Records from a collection
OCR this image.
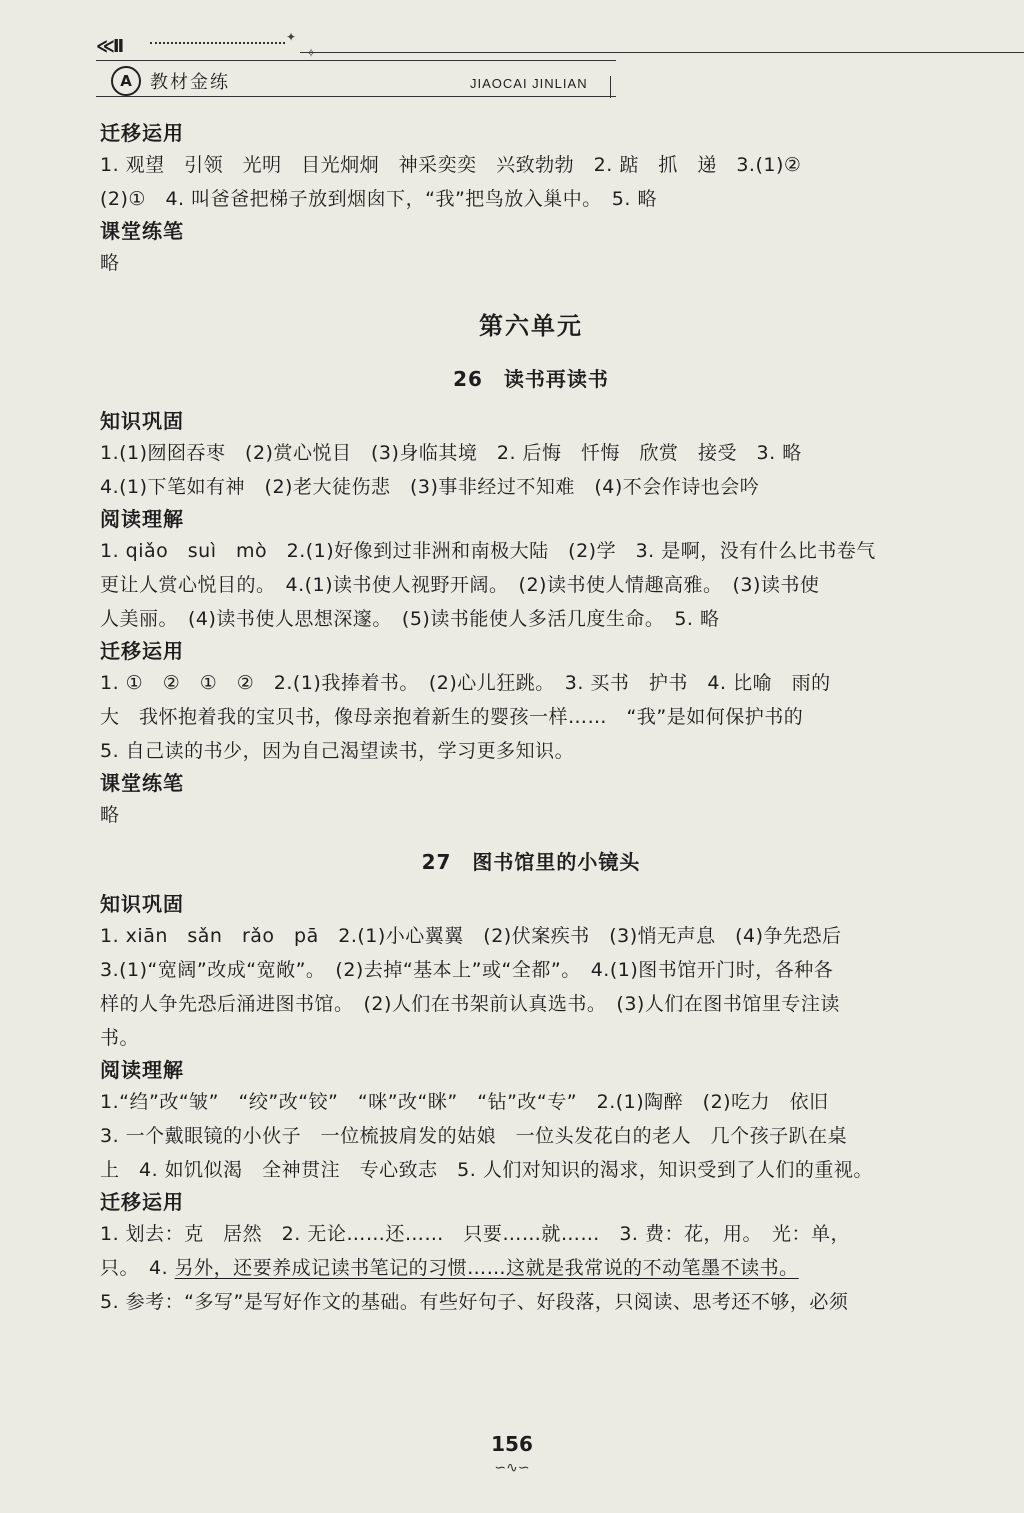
≪II	✦
✧
A	教材金练	JIAOCAI JINLIAN

迁移运用

1. 观望　引领　光明　目光炯炯　神采奕奕　兴致勃勃　2. 踮　抓　递　3.(1)②

(2)①　4. 叫爸爸把梯子放到烟囱下，“我”把鸟放入巢中。　5. 略

课堂练笔

略

第六单元
26　读书再读书

知识巩固

1.(1)囫囵吞枣　(2)赏心悦目　(3)身临其境　2. 后悔　忏悔　欣赏　接受　3. 略

4.(1)下笔如有神　(2)老大徒伤悲　(3)事非经过不知难　(4)不会作诗也会吟

阅读理解

1. qiǎo　suì　mò　2.(1)好像到过非洲和南极大陆　(2)学　3. 是啊，没有什么比书卷气

更让人赏心悦目的。　4.(1)读书使人视野开阔。　(2)读书使人情趣高雅。　(3)读书使

人美丽。　(4)读书使人思想深邃。　(5)读书能使人多活几度生命。　5. 略

迁移运用

1. ①　②　①　②　2.(1)我捧着书。　(2)心儿狂跳。　3. 买书　护书　4. 比喻　雨的

大　我怀抱着我的宝贝书，像母亲抱着新生的婴孩一样……　“我”是如何保护书的

5. 自己读的书少，因为自己渴望读书，学习更多知识。

课堂练笔

略

27　图书馆里的小镜头

知识巩固

1. xiān　sǎn　rǎo　pā　2.(1)小心翼翼　(2)伏案疾书　(3)悄无声息　(4)争先恐后

3.(1)“宽阔”改成“宽敞”。　(2)去掉“基本上”或“全都”。　4.(1)图书馆开门时，各种各

样的人争先恐后涌进图书馆。　(2)人们在书架前认真选书。　(3)人们在图书馆里专注读

书。

阅读理解

1.“绉”改“皱”　“绞”改“铰”　“咪”改“眯”　“钻”改“专”　2.(1)陶醉　(2)吃力　依旧

3. 一个戴眼镜的小伙子　一位梳披肩发的姑娘　一位头发花白的老人　几个孩子趴在桌

上　4. 如饥似渴　全神贯注　专心致志　5. 人们对知识的渴求，知识受到了人们的重视。

迁移运用

1. 划去：克　居然　2. 无论……还……　只要……就……　3. 费：花，用。　光：单，

只。　4. 另外，还要养成记读书笔记的习惯……这就是我常说的不动笔墨不读书。

5. 参考：“多写”是写好作文的基础。有些好句子、好段落，只阅读、思考还不够，必须

156
∽∿∽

◆ Do this
Above are records to transcribe exactly; leave their pictures out.

◆ Solution for this problem
OCR this image.
≪II	✦
✧
A	教材金练	JIAOCAI JINLIAN

迁移运用

1. 观望　引领　光明　目光炯炯　神采奕奕　兴致勃勃　2. 踮　抓　递　3.(1)②

(2)①　4. 叫爸爸把梯子放到烟囱下，“我”把鸟放入巢中。　5. 略

课堂练笔

略

第六单元
26　读书再读书

知识巩固

1.(1)囫囵吞枣　(2)赏心悦目　(3)身临其境　2. 后悔　忏悔　欣赏　接受　3. 略

4.(1)下笔如有神　(2)老大徒伤悲　(3)事非经过不知难　(4)不会作诗也会吟

阅读理解

1. qiǎo　suì　mò　2.(1)好像到过非洲和南极大陆　(2)学　3. 是啊，没有什么比书卷气

更让人赏心悦目的。　4.(1)读书使人视野开阔。　(2)读书使人情趣高雅。　(3)读书使

人美丽。　(4)读书使人思想深邃。　(5)读书能使人多活几度生命。　5. 略

迁移运用

1. ①　②　①　②　2.(1)我捧着书。　(2)心儿狂跳。　3. 买书　护书　4. 比喻　雨的

大　我怀抱着我的宝贝书，像母亲抱着新生的婴孩一样……　“我”是如何保护书的

5. 自己读的书少，因为自己渴望读书，学习更多知识。

课堂练笔

略

27　图书馆里的小镜头

知识巩固

1. xiān　sǎn　rǎo　pā　2.(1)小心翼翼　(2)伏案疾书　(3)悄无声息　(4)争先恐后

3.(1)“宽阔”改成“宽敞”。　(2)去掉“基本上”或“全都”。　4.(1)图书馆开门时，各种各

样的人争先恐后涌进图书馆。　(2)人们在书架前认真选书。　(3)人们在图书馆里专注读

书。

阅读理解

1.“绉”改“皱”　“绞”改“铰”　“咪”改“眯”　“钻”改“专”　2.(1)陶醉　(2)吃力　依旧

3. 一个戴眼镜的小伙子　一位梳披肩发的姑娘　一位头发花白的老人　几个孩子趴在桌

上　4. 如饥似渴　全神贯注　专心致志　5. 人们对知识的渴求，知识受到了人们的重视。

迁移运用

1. 划去：克　居然　2. 无论……还……　只要……就……　3. 费：花，用。　光：单，

只。　4. 另外，还要养成记读书笔记的习惯……这就是我常说的不动笔墨不读书。

5. 参考：“多写”是写好作文的基础。有些好句子、好段落，只阅读、思考还不够，必须

156
∽∿∽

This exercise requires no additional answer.